Obiettivo del compito: Estrai tutte le righe seguenti e riportale senza alcuna modifica. Escludi le immagini dalla risposta.

═══ Righe fornite

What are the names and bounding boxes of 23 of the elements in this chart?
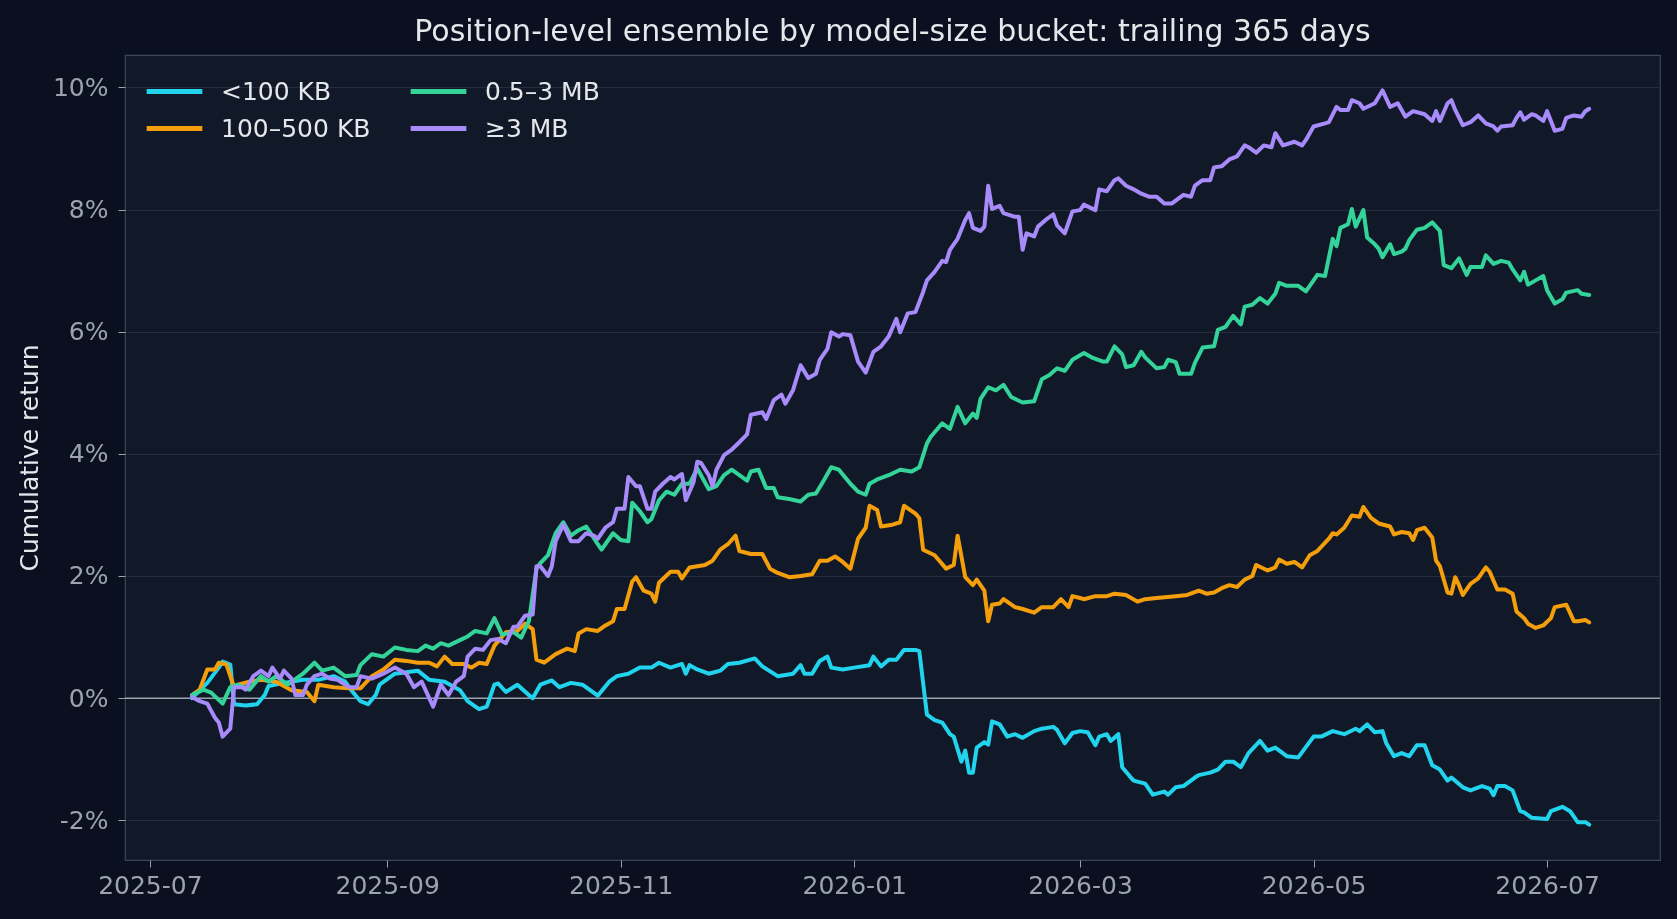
x-tick-label: 2025-09 <box>335 870 440 900</box>
legend-label: ≥3 MB <box>485 113 569 143</box>
line-series <box>189 503 1592 704</box>
y-axis-title: Cumulative return <box>14 344 44 572</box>
y-tick-label: 10% <box>52 72 109 102</box>
legend-label: 0.5–3 MB <box>485 76 600 106</box>
y-tick-label: 4% <box>68 439 109 469</box>
x-tick-label: 2026-01 <box>802 870 907 900</box>
y-tick-label: 2% <box>68 561 109 591</box>
legend-label: <100 KB <box>221 76 332 106</box>
y-tick-label: 6% <box>68 317 109 347</box>
x-tick-label: 2026-05 <box>1261 870 1367 900</box>
line-series <box>189 206 1592 706</box>
y-tick-label: -2% <box>59 805 109 835</box>
x-tick-label: 2025-11 <box>568 870 674 900</box>
y-tick-label: 8% <box>68 195 109 225</box>
line-series <box>189 647 1592 827</box>
x-tick-label: 2026-07 <box>1495 870 1600 900</box>
chart-title: Position-level ensemble by model-size bucket: trailing 365 days <box>414 13 1371 48</box>
y-tick-label: 0% <box>68 683 109 713</box>
legend-label: 100–500 KB <box>221 113 371 143</box>
x-tick-label: 2026-03 <box>1028 870 1133 900</box>
x-tick-label: 2025-07 <box>98 870 203 900</box>
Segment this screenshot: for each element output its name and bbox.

══════

Risposta corretta:
What are the names and bounding boxes of 23 of the elements in this chart?
x-tick-label: 2025-09 <box>335 870 440 900</box>
legend-label: ≥3 MB <box>485 113 569 143</box>
line-series <box>189 503 1592 704</box>
y-axis-title: Cumulative return <box>14 344 44 572</box>
y-tick-label: 10% <box>52 72 109 102</box>
legend-label: 0.5–3 MB <box>485 76 600 106</box>
y-tick-label: 4% <box>68 439 109 469</box>
x-tick-label: 2026-01 <box>802 870 907 900</box>
y-tick-label: 2% <box>68 561 109 591</box>
legend-label: <100 KB <box>221 76 332 106</box>
y-tick-label: 6% <box>68 317 109 347</box>
x-tick-label: 2026-05 <box>1261 870 1367 900</box>
line-series <box>189 206 1592 706</box>
y-tick-label: -2% <box>59 805 109 835</box>
x-tick-label: 2025-11 <box>568 870 674 900</box>
y-tick-label: 8% <box>68 195 109 225</box>
line-series <box>189 647 1592 827</box>
x-tick-label: 2026-07 <box>1495 870 1600 900</box>
chart-title: Position-level ensemble by model-size bucket: trailing 365 days <box>414 13 1371 48</box>
y-tick-label: 0% <box>68 683 109 713</box>
legend-label: 100–500 KB <box>221 113 371 143</box>
x-tick-label: 2026-03 <box>1028 870 1133 900</box>
x-tick-label: 2025-07 <box>98 870 203 900</box>
Segment this screenshot: for each element output its name and bbox.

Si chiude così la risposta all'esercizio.